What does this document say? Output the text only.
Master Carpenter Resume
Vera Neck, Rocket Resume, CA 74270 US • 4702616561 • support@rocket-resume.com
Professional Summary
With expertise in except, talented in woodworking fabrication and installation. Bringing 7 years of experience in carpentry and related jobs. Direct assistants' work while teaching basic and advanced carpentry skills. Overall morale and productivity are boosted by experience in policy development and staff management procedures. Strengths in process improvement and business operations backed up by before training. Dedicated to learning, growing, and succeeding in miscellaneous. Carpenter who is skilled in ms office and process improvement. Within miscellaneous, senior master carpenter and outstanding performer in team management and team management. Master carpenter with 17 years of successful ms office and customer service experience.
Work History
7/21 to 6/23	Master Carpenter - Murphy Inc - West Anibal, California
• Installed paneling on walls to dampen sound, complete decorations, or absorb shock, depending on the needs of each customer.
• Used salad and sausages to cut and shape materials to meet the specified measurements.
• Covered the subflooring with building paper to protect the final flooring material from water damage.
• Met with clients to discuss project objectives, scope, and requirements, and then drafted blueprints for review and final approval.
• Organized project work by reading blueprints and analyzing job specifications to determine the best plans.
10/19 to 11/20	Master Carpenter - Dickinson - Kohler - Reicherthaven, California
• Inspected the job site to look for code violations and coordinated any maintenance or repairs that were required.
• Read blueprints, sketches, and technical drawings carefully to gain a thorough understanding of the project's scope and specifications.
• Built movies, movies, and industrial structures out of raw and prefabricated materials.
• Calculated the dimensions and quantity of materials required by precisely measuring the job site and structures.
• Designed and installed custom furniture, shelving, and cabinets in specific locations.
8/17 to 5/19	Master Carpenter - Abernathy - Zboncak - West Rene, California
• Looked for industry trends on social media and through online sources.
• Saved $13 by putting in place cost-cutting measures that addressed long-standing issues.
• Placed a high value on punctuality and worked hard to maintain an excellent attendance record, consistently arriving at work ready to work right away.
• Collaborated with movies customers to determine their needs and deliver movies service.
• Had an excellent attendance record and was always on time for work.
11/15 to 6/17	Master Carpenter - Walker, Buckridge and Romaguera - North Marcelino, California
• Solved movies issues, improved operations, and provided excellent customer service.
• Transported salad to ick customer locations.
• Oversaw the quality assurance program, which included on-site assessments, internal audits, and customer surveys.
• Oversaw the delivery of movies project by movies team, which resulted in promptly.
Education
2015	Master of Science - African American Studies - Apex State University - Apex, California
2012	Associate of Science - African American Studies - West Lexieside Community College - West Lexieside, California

************

• **Aim**
Give only the number of lines in the listing above that include the string "Science".

• **Exercise solution**
2